** Written instruction **
Repeat the records below exactly, leaving out any pictures.

#### Listing

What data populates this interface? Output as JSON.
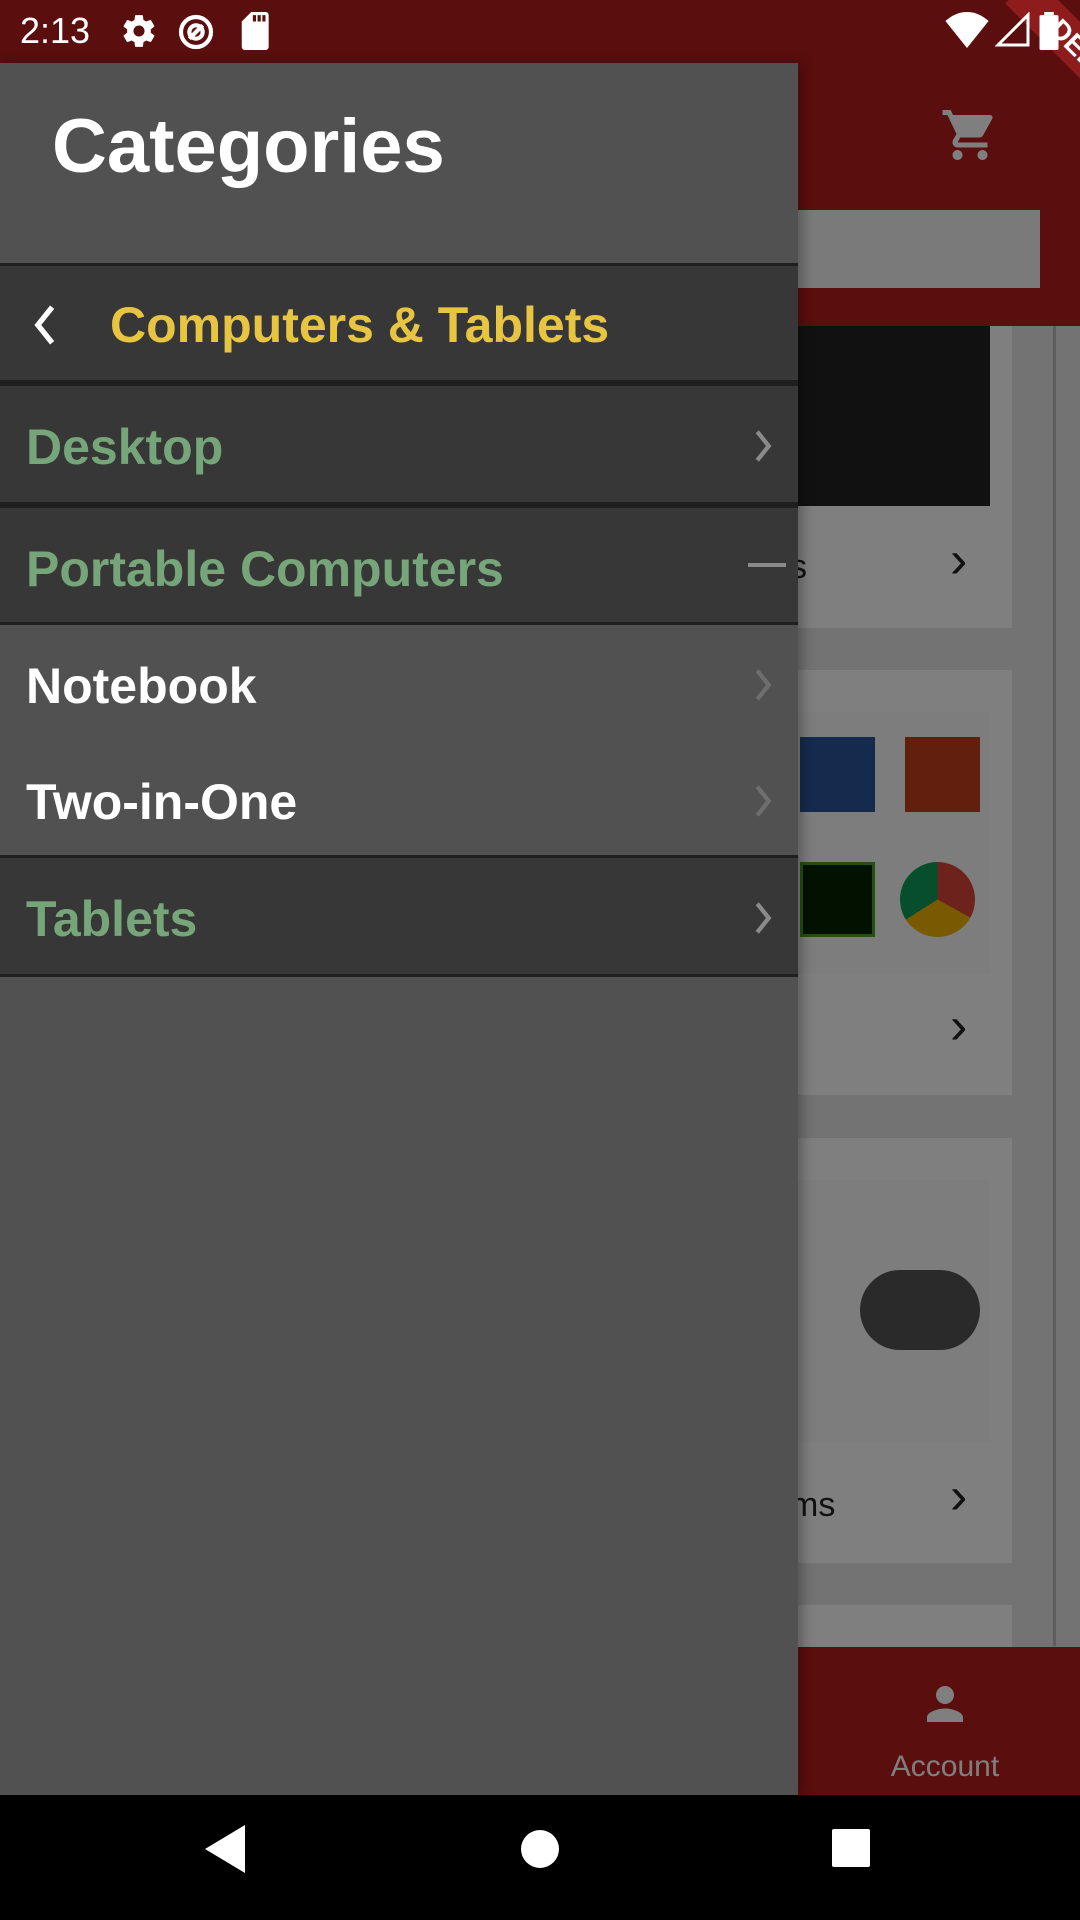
{
  "status_bar": {
    "time": "2:13",
    "icons": [
      "gear-icon",
      "sync-icon",
      "sd-card-icon",
      "wifi-icon",
      "signal-icon",
      "battery-icon"
    ]
  },
  "debug_banner": "DEBUG",
  "background_app": {
    "cards": [
      {
        "text_fragment": "s"
      },
      {
        "text_fragment": ""
      },
      {
        "text_fragment": "ms"
      }
    ],
    "bottom_nav": {
      "account_label": "Account"
    }
  },
  "drawer": {
    "title": "Categories",
    "back_row": {
      "label": "Computers & Tablets"
    },
    "items": [
      {
        "label": "Desktop",
        "style": "category",
        "icon": "chevron-right-icon"
      },
      {
        "label": "Portable Computers",
        "style": "category",
        "icon": "collapse-icon"
      },
      {
        "label": "Notebook",
        "style": "subcategory",
        "icon": "chevron-right-icon"
      },
      {
        "label": "Two-in-One",
        "style": "subcategory",
        "icon": "chevron-right-icon"
      },
      {
        "label": "Tablets",
        "style": "category",
        "icon": "chevron-right-icon"
      }
    ]
  },
  "colors": {
    "drawer_bg": "#515151",
    "row_dark_bg": "#373737",
    "category_text": "#76a57a",
    "back_row_text": "#e8c443",
    "appbar": "#b71c1c"
  }
}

########

** Exercise result **
What data populates this interface? Output as JSON.
{
  "status_bar": {
    "time": "2:13",
    "icons": [
      "gear-icon",
      "sync-icon",
      "sd-card-icon",
      "wifi-icon",
      "signal-icon",
      "battery-icon"
    ]
  },
  "debug_banner": "DEBUG",
  "background_app": {
    "cards": [
      {
        "text_fragment": "s"
      },
      {
        "text_fragment": ""
      },
      {
        "text_fragment": "ms"
      }
    ],
    "bottom_nav": {
      "account_label": "Account"
    }
  },
  "drawer": {
    "title": "Categories",
    "back_row": {
      "label": "Computers & Tablets"
    },
    "items": [
      {
        "label": "Desktop",
        "style": "category",
        "icon": "chevron-right-icon"
      },
      {
        "label": "Portable Computers",
        "style": "category",
        "icon": "collapse-icon"
      },
      {
        "label": "Notebook",
        "style": "subcategory",
        "icon": "chevron-right-icon"
      },
      {
        "label": "Two-in-One",
        "style": "subcategory",
        "icon": "chevron-right-icon"
      },
      {
        "label": "Tablets",
        "style": "category",
        "icon": "chevron-right-icon"
      }
    ]
  },
  "colors": {
    "drawer_bg": "#515151",
    "row_dark_bg": "#373737",
    "category_text": "#76a57a",
    "back_row_text": "#e8c443",
    "appbar": "#b71c1c"
  }
}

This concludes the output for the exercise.